+++ PROVIDED INFORMATION +++
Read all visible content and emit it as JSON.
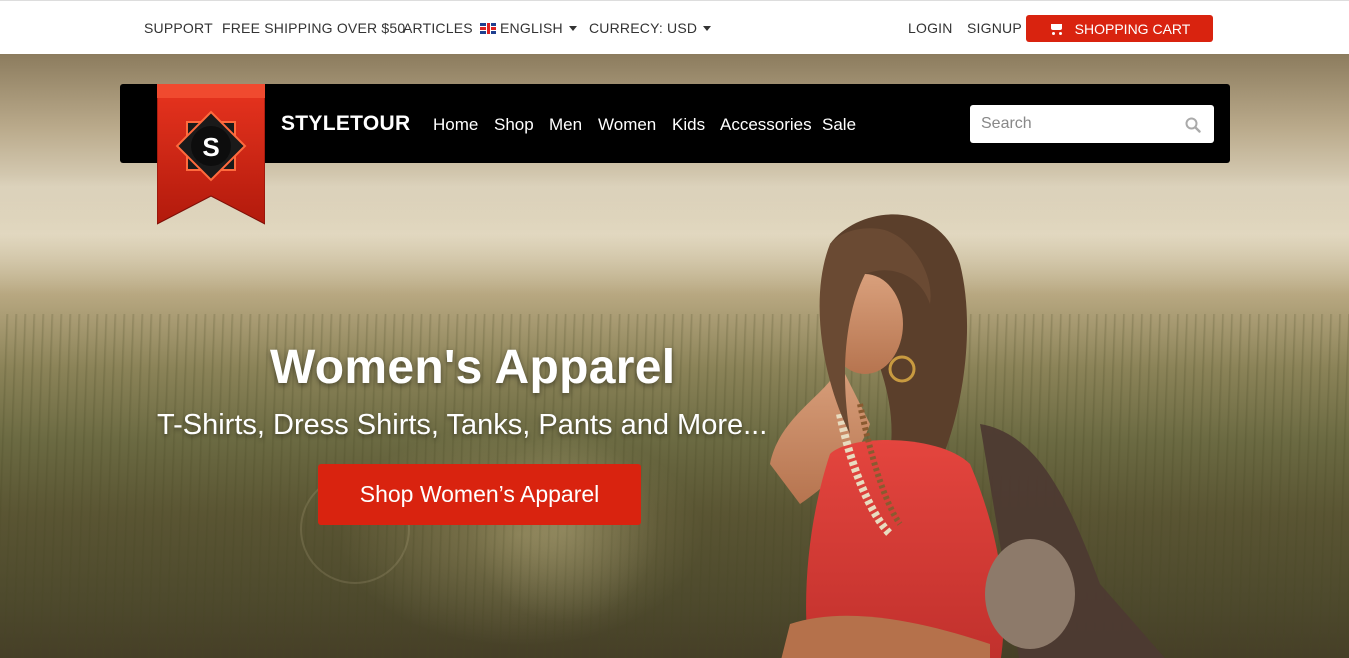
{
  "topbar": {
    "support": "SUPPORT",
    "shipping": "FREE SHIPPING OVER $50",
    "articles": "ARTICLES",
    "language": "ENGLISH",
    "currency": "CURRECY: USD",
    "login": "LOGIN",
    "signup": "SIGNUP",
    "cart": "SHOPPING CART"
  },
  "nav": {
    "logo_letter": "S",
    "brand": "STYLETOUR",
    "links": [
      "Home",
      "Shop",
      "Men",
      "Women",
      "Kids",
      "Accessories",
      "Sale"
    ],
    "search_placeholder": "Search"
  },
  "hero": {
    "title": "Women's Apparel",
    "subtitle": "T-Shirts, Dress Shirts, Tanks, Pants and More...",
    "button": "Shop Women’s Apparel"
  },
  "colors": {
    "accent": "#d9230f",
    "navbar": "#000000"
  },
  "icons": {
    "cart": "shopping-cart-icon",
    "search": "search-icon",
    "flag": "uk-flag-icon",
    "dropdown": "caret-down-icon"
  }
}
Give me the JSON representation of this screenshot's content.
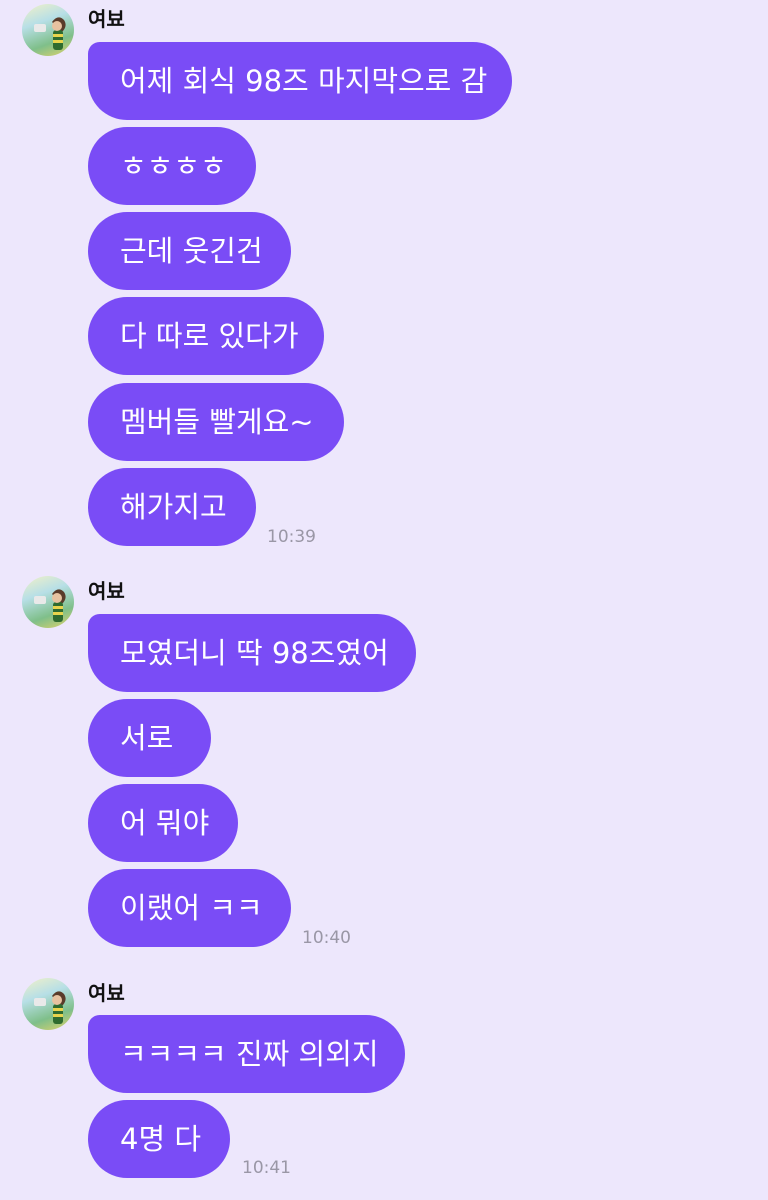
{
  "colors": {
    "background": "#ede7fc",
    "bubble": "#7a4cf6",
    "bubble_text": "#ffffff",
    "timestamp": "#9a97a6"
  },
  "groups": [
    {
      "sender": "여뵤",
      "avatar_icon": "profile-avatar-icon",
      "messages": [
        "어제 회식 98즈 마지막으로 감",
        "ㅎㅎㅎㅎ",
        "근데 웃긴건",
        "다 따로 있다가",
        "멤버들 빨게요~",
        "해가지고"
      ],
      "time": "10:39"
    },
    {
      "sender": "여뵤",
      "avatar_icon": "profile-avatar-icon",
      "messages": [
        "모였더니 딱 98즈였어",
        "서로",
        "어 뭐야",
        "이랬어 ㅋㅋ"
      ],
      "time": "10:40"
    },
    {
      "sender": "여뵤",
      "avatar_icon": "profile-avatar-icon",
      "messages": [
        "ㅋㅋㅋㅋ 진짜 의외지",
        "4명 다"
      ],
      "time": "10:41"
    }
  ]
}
+++
### AIM
Every record above should come back exactly, but without its pictures.

### TASK ANSWER
Read all visible content and emit it as JSON.
{
  "topbar": {
    "support": "SUPPORT",
    "shipping": "FREE SHIPPING OVER $50",
    "articles": "ARTICLES",
    "language": "ENGLISH",
    "currency": "CURRECY: USD",
    "login": "LOGIN",
    "signup": "SIGNUP",
    "cart": "SHOPPING CART"
  },
  "nav": {
    "logo_letter": "S",
    "brand": "STYLETOUR",
    "links": [
      "Home",
      "Shop",
      "Men",
      "Women",
      "Kids",
      "Accessories",
      "Sale"
    ],
    "search_placeholder": "Search"
  },
  "hero": {
    "title": "Women's Apparel",
    "subtitle": "T-Shirts, Dress Shirts, Tanks, Pants and More...",
    "button": "Shop Women’s Apparel"
  },
  "colors": {
    "accent": "#d9230f",
    "navbar": "#000000"
  },
  "icons": {
    "cart": "shopping-cart-icon",
    "search": "search-icon",
    "flag": "uk-flag-icon",
    "dropdown": "caret-down-icon"
  }
}
Give me the JSON representation of this screenshot's content.
{
  "colors": {
    "background": "#ede7fc",
    "bubble": "#7a4cf6",
    "bubble_text": "#ffffff",
    "timestamp": "#9a97a6"
  },
  "groups": [
    {
      "sender": "여뵤",
      "avatar_icon": "profile-avatar-icon",
      "messages": [
        "어제 회식 98즈 마지막으로 감",
        "ㅎㅎㅎㅎ",
        "근데 웃긴건",
        "다 따로 있다가",
        "멤버들 빨게요~",
        "해가지고"
      ],
      "time": "10:39"
    },
    {
      "sender": "여뵤",
      "avatar_icon": "profile-avatar-icon",
      "messages": [
        "모였더니 딱 98즈였어",
        "서로",
        "어 뭐야",
        "이랬어 ㅋㅋ"
      ],
      "time": "10:40"
    },
    {
      "sender": "여뵤",
      "avatar_icon": "profile-avatar-icon",
      "messages": [
        "ㅋㅋㅋㅋ 진짜 의외지",
        "4명 다"
      ],
      "time": "10:41"
    }
  ]
}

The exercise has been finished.